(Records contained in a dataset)
***

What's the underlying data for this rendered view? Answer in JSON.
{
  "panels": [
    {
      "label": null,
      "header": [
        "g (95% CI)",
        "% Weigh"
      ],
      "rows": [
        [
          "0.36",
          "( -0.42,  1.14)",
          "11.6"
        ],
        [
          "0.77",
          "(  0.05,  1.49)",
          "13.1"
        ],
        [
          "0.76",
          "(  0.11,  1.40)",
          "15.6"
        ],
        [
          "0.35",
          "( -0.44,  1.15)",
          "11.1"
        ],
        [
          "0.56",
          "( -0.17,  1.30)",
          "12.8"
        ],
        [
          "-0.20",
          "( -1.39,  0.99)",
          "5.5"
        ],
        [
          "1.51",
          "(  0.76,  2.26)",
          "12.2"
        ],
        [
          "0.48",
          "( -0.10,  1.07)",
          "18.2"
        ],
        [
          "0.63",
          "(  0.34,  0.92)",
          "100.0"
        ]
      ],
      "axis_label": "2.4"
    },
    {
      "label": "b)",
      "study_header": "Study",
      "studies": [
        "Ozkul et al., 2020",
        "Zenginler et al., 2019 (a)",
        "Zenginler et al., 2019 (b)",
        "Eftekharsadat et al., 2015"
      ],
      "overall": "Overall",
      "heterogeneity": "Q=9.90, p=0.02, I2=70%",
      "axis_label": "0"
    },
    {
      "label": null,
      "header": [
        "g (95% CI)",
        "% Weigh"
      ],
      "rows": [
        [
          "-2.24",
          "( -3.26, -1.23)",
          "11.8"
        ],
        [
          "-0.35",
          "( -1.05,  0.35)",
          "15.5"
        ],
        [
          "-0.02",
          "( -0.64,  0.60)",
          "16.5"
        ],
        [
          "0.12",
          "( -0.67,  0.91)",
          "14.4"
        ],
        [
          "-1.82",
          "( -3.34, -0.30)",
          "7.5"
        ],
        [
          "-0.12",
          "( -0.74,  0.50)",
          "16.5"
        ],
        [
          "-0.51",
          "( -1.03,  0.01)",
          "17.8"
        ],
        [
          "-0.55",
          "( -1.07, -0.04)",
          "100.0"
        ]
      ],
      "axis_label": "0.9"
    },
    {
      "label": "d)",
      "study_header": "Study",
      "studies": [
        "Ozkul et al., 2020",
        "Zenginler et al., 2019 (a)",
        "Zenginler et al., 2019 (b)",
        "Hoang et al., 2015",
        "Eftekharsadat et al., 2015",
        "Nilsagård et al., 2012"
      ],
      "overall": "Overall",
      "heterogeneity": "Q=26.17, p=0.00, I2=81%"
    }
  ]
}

***

**AIM OF THE TASK**
Every entry above needs to be quoted exactly.

**CORRECT OUTPUT**
What's the underlying data for this rendered view? Answer in JSON.
{
  "panels": [
    {
      "label": null,
      "header": [
        "g (95% CI)",
        "% Weigh"
      ],
      "rows": [
        [
          "0.36",
          "( -0.42,  1.14)",
          "11.6"
        ],
        [
          "0.77",
          "(  0.05,  1.49)",
          "13.1"
        ],
        [
          "0.76",
          "(  0.11,  1.40)",
          "15.6"
        ],
        [
          "0.35",
          "( -0.44,  1.15)",
          "11.1"
        ],
        [
          "0.56",
          "( -0.17,  1.30)",
          "12.8"
        ],
        [
          "-0.20",
          "( -1.39,  0.99)",
          "5.5"
        ],
        [
          "1.51",
          "(  0.76,  2.26)",
          "12.2"
        ],
        [
          "0.48",
          "( -0.10,  1.07)",
          "18.2"
        ],
        [
          "0.63",
          "(  0.34,  0.92)",
          "100.0"
        ]
      ],
      "axis_label": "2.4"
    },
    {
      "label": "b)",
      "study_header": "Study",
      "studies": [
        "Ozkul et al., 2020",
        "Zenginler et al., 2019 (a)",
        "Zenginler et al., 2019 (b)",
        "Eftekharsadat et al., 2015"
      ],
      "overall": "Overall",
      "heterogeneity": "Q=9.90, p=0.02, I2=70%",
      "axis_label": "0"
    },
    {
      "label": null,
      "header": [
        "g (95% CI)",
        "% Weigh"
      ],
      "rows": [
        [
          "-2.24",
          "( -3.26, -1.23)",
          "11.8"
        ],
        [
          "-0.35",
          "( -1.05,  0.35)",
          "15.5"
        ],
        [
          "-0.02",
          "( -0.64,  0.60)",
          "16.5"
        ],
        [
          "0.12",
          "( -0.67,  0.91)",
          "14.4"
        ],
        [
          "-1.82",
          "( -3.34, -0.30)",
          "7.5"
        ],
        [
          "-0.12",
          "( -0.74,  0.50)",
          "16.5"
        ],
        [
          "-0.51",
          "( -1.03,  0.01)",
          "17.8"
        ],
        [
          "-0.55",
          "( -1.07, -0.04)",
          "100.0"
        ]
      ],
      "axis_label": "0.9"
    },
    {
      "label": "d)",
      "study_header": "Study",
      "studies": [
        "Ozkul et al., 2020",
        "Zenginler et al., 2019 (a)",
        "Zenginler et al., 2019 (b)",
        "Hoang et al., 2015",
        "Eftekharsadat et al., 2015",
        "Nilsagård et al., 2012"
      ],
      "overall": "Overall",
      "heterogeneity": "Q=26.17, p=0.00, I2=81%"
    }
  ]
}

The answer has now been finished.